* [WRITTEN EXERCISE]
Every entry that follows should be repeated exactly; drop the images.

* [Entries from a visual dataset]

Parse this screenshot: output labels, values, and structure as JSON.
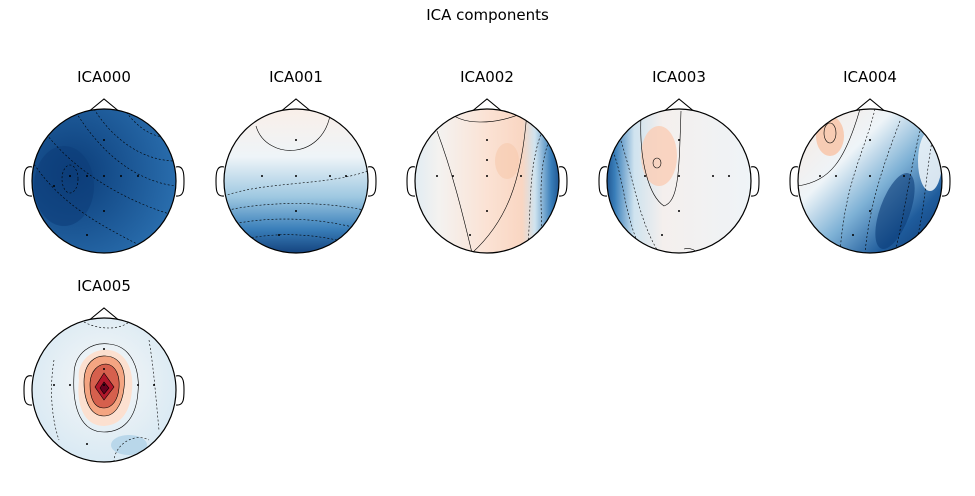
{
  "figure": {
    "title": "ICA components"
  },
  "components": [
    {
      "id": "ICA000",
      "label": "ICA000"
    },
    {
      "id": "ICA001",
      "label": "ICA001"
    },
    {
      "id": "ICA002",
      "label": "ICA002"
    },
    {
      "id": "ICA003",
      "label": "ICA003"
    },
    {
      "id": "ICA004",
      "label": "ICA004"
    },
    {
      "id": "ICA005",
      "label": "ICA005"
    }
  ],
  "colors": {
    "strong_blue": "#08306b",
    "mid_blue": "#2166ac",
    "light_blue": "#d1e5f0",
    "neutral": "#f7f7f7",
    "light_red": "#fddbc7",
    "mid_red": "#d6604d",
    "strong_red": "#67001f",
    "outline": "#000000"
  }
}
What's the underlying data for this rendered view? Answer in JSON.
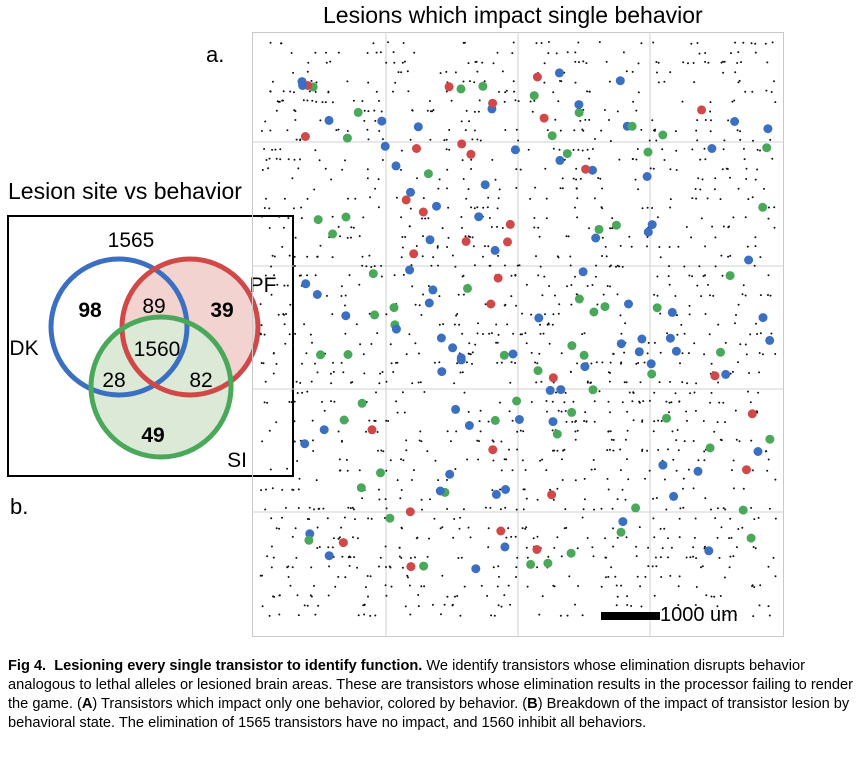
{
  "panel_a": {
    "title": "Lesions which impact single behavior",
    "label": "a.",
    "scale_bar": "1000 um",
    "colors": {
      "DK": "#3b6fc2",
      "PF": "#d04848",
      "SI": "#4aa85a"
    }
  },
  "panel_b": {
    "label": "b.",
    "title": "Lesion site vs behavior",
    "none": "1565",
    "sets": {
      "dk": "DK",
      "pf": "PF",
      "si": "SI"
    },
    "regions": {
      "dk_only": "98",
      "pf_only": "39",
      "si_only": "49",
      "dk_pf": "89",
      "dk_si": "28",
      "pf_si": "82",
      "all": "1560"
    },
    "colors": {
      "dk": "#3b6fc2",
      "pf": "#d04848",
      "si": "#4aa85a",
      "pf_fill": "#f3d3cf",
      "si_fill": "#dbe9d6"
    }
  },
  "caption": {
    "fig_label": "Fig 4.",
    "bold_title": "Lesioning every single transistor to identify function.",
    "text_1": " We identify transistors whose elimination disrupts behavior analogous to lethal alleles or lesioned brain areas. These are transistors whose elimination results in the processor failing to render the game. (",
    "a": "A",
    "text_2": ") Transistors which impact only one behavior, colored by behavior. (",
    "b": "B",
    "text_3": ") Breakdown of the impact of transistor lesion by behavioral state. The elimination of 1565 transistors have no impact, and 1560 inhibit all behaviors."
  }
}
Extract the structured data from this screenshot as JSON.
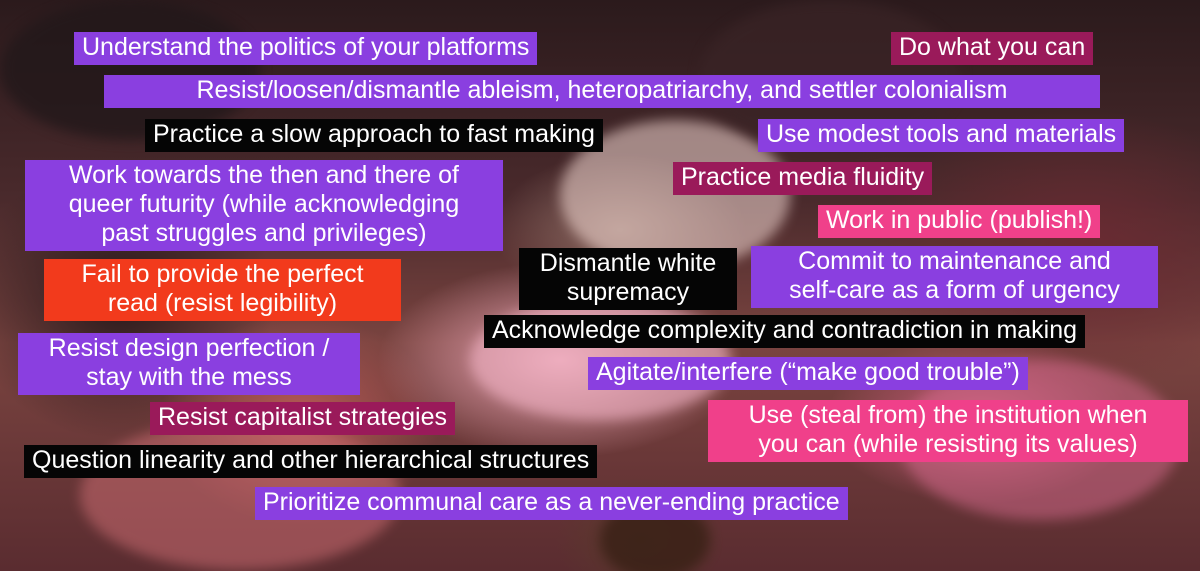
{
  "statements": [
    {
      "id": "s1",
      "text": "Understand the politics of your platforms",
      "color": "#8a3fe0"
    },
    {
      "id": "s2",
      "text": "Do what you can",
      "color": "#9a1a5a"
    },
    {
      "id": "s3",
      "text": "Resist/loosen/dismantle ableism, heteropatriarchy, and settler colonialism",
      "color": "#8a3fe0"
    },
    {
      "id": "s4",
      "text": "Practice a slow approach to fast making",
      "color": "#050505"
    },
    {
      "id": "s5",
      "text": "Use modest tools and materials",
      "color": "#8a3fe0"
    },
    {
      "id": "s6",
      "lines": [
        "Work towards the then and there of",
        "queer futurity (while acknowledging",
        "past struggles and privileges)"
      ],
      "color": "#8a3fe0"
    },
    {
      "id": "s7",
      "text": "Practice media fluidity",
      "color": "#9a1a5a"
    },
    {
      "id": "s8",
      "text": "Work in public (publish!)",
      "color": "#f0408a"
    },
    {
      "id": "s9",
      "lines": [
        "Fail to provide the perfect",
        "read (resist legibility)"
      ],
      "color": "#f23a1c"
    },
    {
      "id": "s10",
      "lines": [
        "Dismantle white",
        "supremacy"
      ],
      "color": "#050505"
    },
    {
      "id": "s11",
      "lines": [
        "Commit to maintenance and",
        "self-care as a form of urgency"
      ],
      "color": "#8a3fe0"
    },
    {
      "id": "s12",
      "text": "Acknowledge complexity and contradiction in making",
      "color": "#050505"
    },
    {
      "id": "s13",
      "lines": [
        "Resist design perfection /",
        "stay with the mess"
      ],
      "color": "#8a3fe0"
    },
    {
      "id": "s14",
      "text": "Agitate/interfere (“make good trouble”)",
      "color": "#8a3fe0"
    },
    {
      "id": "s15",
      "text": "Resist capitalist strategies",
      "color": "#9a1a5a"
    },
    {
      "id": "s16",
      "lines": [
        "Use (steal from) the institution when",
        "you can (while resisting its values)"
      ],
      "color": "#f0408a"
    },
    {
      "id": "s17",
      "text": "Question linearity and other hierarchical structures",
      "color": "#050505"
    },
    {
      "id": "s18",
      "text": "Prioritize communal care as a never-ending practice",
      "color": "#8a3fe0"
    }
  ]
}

* [REPLY]
Parse this screenshot: output labels, values, and structure as JSON.
{
  "figure": {
    "title": "ICA components"
  },
  "components": [
    {
      "id": "ICA000",
      "label": "ICA000"
    },
    {
      "id": "ICA001",
      "label": "ICA001"
    },
    {
      "id": "ICA002",
      "label": "ICA002"
    },
    {
      "id": "ICA003",
      "label": "ICA003"
    },
    {
      "id": "ICA004",
      "label": "ICA004"
    },
    {
      "id": "ICA005",
      "label": "ICA005"
    }
  ],
  "colors": {
    "strong_blue": "#08306b",
    "mid_blue": "#2166ac",
    "light_blue": "#d1e5f0",
    "neutral": "#f7f7f7",
    "light_red": "#fddbc7",
    "mid_red": "#d6604d",
    "strong_red": "#67001f",
    "outline": "#000000"
  }
}
What's the underlying data for this rendered view? Answer in JSON.
{
  "panel_a": {
    "title": "Lesions which impact single behavior",
    "label": "a.",
    "scale_bar": "1000 um",
    "colors": {
      "DK": "#3b6fc2",
      "PF": "#d04848",
      "SI": "#4aa85a"
    }
  },
  "panel_b": {
    "label": "b.",
    "title": "Lesion site vs behavior",
    "none": "1565",
    "sets": {
      "dk": "DK",
      "pf": "PF",
      "si": "SI"
    },
    "regions": {
      "dk_only": "98",
      "pf_only": "39",
      "si_only": "49",
      "dk_pf": "89",
      "dk_si": "28",
      "pf_si": "82",
      "all": "1560"
    },
    "colors": {
      "dk": "#3b6fc2",
      "pf": "#d04848",
      "si": "#4aa85a",
      "pf_fill": "#f3d3cf",
      "si_fill": "#dbe9d6"
    }
  },
  "caption": {
    "fig_label": "Fig 4.",
    "bold_title": "Lesioning every single transistor to identify function.",
    "text_1": " We identify transistors whose elimination disrupts behavior analogous to lethal alleles or lesioned brain areas. These are transistors whose elimination results in the processor failing to render the game. (",
    "a": "A",
    "text_2": ") Transistors which impact only one behavior, colored by behavior. (",
    "b": "B",
    "text_3": ") Breakdown of the impact of transistor lesion by behavioral state. The elimination of 1565 transistors have no impact, and 1560 inhibit all behaviors."
  }
}
Extract the structured data from this screenshot as JSON.
{
  "statements": [
    {
      "id": "s1",
      "text": "Understand the politics of your platforms",
      "color": "#8a3fe0"
    },
    {
      "id": "s2",
      "text": "Do what you can",
      "color": "#9a1a5a"
    },
    {
      "id": "s3",
      "text": "Resist/loosen/dismantle ableism, heteropatriarchy, and settler colonialism",
      "color": "#8a3fe0"
    },
    {
      "id": "s4",
      "text": "Practice a slow approach to fast making",
      "color": "#050505"
    },
    {
      "id": "s5",
      "text": "Use modest tools and materials",
      "color": "#8a3fe0"
    },
    {
      "id": "s6",
      "lines": [
        "Work towards the then and there of",
        "queer futurity (while acknowledging",
        "past struggles and privileges)"
      ],
      "color": "#8a3fe0"
    },
    {
      "id": "s7",
      "text": "Practice media fluidity",
      "color": "#9a1a5a"
    },
    {
      "id": "s8",
      "text": "Work in public (publish!)",
      "color": "#f0408a"
    },
    {
      "id": "s9",
      "lines": [
        "Fail to provide the perfect",
        "read (resist legibility)"
      ],
      "color": "#f23a1c"
    },
    {
      "id": "s10",
      "lines": [
        "Dismantle white",
        "supremacy"
      ],
      "color": "#050505"
    },
    {
      "id": "s11",
      "lines": [
        "Commit to maintenance and",
        "self-care as a form of urgency"
      ],
      "color": "#8a3fe0"
    },
    {
      "id": "s12",
      "text": "Acknowledge complexity and contradiction in making",
      "color": "#050505"
    },
    {
      "id": "s13",
      "lines": [
        "Resist design perfection /",
        "stay with the mess"
      ],
      "color": "#8a3fe0"
    },
    {
      "id": "s14",
      "text": "Agitate/interfere (“make good trouble”)",
      "color": "#8a3fe0"
    },
    {
      "id": "s15",
      "text": "Resist capitalist strategies",
      "color": "#9a1a5a"
    },
    {
      "id": "s16",
      "lines": [
        "Use (steal from) the institution when",
        "you can (while resisting its values)"
      ],
      "color": "#f0408a"
    },
    {
      "id": "s17",
      "text": "Question linearity and other hierarchical structures",
      "color": "#050505"
    },
    {
      "id": "s18",
      "text": "Prioritize communal care as a never-ending practice",
      "color": "#8a3fe0"
    }
  ]
}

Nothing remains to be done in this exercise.